Stored items:
________________________________________

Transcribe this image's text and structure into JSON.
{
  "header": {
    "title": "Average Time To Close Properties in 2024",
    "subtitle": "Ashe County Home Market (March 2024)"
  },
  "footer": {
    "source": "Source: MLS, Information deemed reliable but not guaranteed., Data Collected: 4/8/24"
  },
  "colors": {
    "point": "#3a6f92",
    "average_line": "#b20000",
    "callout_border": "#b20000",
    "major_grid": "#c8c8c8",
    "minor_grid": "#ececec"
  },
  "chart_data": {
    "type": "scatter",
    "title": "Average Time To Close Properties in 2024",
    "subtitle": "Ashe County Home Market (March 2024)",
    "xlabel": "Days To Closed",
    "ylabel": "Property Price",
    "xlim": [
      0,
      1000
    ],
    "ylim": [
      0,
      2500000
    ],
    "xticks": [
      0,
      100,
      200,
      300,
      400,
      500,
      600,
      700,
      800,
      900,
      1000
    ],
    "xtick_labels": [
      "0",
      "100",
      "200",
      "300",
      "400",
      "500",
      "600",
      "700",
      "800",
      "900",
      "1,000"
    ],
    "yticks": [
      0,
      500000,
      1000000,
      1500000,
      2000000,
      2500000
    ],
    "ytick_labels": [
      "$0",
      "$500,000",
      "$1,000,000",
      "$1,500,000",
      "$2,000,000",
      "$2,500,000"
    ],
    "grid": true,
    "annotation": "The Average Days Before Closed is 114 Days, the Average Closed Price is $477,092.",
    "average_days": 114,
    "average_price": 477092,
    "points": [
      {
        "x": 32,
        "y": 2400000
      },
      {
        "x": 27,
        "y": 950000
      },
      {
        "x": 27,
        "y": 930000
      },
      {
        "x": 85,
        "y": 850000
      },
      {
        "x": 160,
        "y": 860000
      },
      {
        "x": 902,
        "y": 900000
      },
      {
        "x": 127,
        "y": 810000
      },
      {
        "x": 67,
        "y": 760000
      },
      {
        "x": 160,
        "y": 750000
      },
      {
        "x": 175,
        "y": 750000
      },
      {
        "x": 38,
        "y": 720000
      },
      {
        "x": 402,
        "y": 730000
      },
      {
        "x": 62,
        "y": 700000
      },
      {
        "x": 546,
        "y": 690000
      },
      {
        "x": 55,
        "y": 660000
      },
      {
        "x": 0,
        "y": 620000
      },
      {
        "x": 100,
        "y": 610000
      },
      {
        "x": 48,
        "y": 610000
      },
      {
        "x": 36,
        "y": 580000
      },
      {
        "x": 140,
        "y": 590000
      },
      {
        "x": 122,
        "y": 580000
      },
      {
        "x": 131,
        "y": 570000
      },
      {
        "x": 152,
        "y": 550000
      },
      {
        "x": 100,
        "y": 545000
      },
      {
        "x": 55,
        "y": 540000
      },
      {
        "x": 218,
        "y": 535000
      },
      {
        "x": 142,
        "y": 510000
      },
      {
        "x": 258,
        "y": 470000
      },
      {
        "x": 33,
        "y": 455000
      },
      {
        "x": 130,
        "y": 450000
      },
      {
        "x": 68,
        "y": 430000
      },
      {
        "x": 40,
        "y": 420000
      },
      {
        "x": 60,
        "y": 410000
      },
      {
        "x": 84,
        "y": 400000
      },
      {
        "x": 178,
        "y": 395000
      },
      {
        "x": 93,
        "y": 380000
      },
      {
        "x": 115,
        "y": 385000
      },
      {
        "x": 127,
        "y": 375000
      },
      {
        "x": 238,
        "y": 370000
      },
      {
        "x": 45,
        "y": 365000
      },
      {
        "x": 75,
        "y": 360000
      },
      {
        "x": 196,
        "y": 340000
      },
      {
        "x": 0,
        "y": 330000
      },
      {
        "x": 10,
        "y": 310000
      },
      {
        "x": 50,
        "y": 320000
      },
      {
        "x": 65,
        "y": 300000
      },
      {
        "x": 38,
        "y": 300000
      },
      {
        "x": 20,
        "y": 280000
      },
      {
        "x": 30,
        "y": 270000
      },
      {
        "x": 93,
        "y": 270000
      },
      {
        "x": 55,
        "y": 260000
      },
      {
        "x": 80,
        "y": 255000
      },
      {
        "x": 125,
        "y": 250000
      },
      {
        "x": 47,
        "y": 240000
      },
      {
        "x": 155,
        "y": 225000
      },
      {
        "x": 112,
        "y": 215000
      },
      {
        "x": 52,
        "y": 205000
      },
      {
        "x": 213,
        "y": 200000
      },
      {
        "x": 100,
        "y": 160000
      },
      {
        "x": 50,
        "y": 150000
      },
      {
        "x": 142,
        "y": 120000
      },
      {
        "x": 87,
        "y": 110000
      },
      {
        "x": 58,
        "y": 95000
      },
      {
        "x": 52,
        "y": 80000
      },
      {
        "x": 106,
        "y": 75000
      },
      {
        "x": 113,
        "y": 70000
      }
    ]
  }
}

________________________________________

> BRIEF: Take the material above and return all of it exactly.

> RESULT OF THIS TASK:
Transcribe this image's text and structure into JSON.
{
  "header": {
    "title": "Average Time To Close Properties in 2024",
    "subtitle": "Ashe County Home Market (March 2024)"
  },
  "footer": {
    "source": "Source: MLS, Information deemed reliable but not guaranteed., Data Collected: 4/8/24"
  },
  "colors": {
    "point": "#3a6f92",
    "average_line": "#b20000",
    "callout_border": "#b20000",
    "major_grid": "#c8c8c8",
    "minor_grid": "#ececec"
  },
  "chart_data": {
    "type": "scatter",
    "title": "Average Time To Close Properties in 2024",
    "subtitle": "Ashe County Home Market (March 2024)",
    "xlabel": "Days To Closed",
    "ylabel": "Property Price",
    "xlim": [
      0,
      1000
    ],
    "ylim": [
      0,
      2500000
    ],
    "xticks": [
      0,
      100,
      200,
      300,
      400,
      500,
      600,
      700,
      800,
      900,
      1000
    ],
    "xtick_labels": [
      "0",
      "100",
      "200",
      "300",
      "400",
      "500",
      "600",
      "700",
      "800",
      "900",
      "1,000"
    ],
    "yticks": [
      0,
      500000,
      1000000,
      1500000,
      2000000,
      2500000
    ],
    "ytick_labels": [
      "$0",
      "$500,000",
      "$1,000,000",
      "$1,500,000",
      "$2,000,000",
      "$2,500,000"
    ],
    "grid": true,
    "annotation": "The Average Days Before Closed is 114 Days, the Average Closed Price is $477,092.",
    "average_days": 114,
    "average_price": 477092,
    "points": [
      {
        "x": 32,
        "y": 2400000
      },
      {
        "x": 27,
        "y": 950000
      },
      {
        "x": 27,
        "y": 930000
      },
      {
        "x": 85,
        "y": 850000
      },
      {
        "x": 160,
        "y": 860000
      },
      {
        "x": 902,
        "y": 900000
      },
      {
        "x": 127,
        "y": 810000
      },
      {
        "x": 67,
        "y": 760000
      },
      {
        "x": 160,
        "y": 750000
      },
      {
        "x": 175,
        "y": 750000
      },
      {
        "x": 38,
        "y": 720000
      },
      {
        "x": 402,
        "y": 730000
      },
      {
        "x": 62,
        "y": 700000
      },
      {
        "x": 546,
        "y": 690000
      },
      {
        "x": 55,
        "y": 660000
      },
      {
        "x": 0,
        "y": 620000
      },
      {
        "x": 100,
        "y": 610000
      },
      {
        "x": 48,
        "y": 610000
      },
      {
        "x": 36,
        "y": 580000
      },
      {
        "x": 140,
        "y": 590000
      },
      {
        "x": 122,
        "y": 580000
      },
      {
        "x": 131,
        "y": 570000
      },
      {
        "x": 152,
        "y": 550000
      },
      {
        "x": 100,
        "y": 545000
      },
      {
        "x": 55,
        "y": 540000
      },
      {
        "x": 218,
        "y": 535000
      },
      {
        "x": 142,
        "y": 510000
      },
      {
        "x": 258,
        "y": 470000
      },
      {
        "x": 33,
        "y": 455000
      },
      {
        "x": 130,
        "y": 450000
      },
      {
        "x": 68,
        "y": 430000
      },
      {
        "x": 40,
        "y": 420000
      },
      {
        "x": 60,
        "y": 410000
      },
      {
        "x": 84,
        "y": 400000
      },
      {
        "x": 178,
        "y": 395000
      },
      {
        "x": 93,
        "y": 380000
      },
      {
        "x": 115,
        "y": 385000
      },
      {
        "x": 127,
        "y": 375000
      },
      {
        "x": 238,
        "y": 370000
      },
      {
        "x": 45,
        "y": 365000
      },
      {
        "x": 75,
        "y": 360000
      },
      {
        "x": 196,
        "y": 340000
      },
      {
        "x": 0,
        "y": 330000
      },
      {
        "x": 10,
        "y": 310000
      },
      {
        "x": 50,
        "y": 320000
      },
      {
        "x": 65,
        "y": 300000
      },
      {
        "x": 38,
        "y": 300000
      },
      {
        "x": 20,
        "y": 280000
      },
      {
        "x": 30,
        "y": 270000
      },
      {
        "x": 93,
        "y": 270000
      },
      {
        "x": 55,
        "y": 260000
      },
      {
        "x": 80,
        "y": 255000
      },
      {
        "x": 125,
        "y": 250000
      },
      {
        "x": 47,
        "y": 240000
      },
      {
        "x": 155,
        "y": 225000
      },
      {
        "x": 112,
        "y": 215000
      },
      {
        "x": 52,
        "y": 205000
      },
      {
        "x": 213,
        "y": 200000
      },
      {
        "x": 100,
        "y": 160000
      },
      {
        "x": 50,
        "y": 150000
      },
      {
        "x": 142,
        "y": 120000
      },
      {
        "x": 87,
        "y": 110000
      },
      {
        "x": 58,
        "y": 95000
      },
      {
        "x": 52,
        "y": 80000
      },
      {
        "x": 106,
        "y": 75000
      },
      {
        "x": 113,
        "y": 70000
      }
    ]
  }
}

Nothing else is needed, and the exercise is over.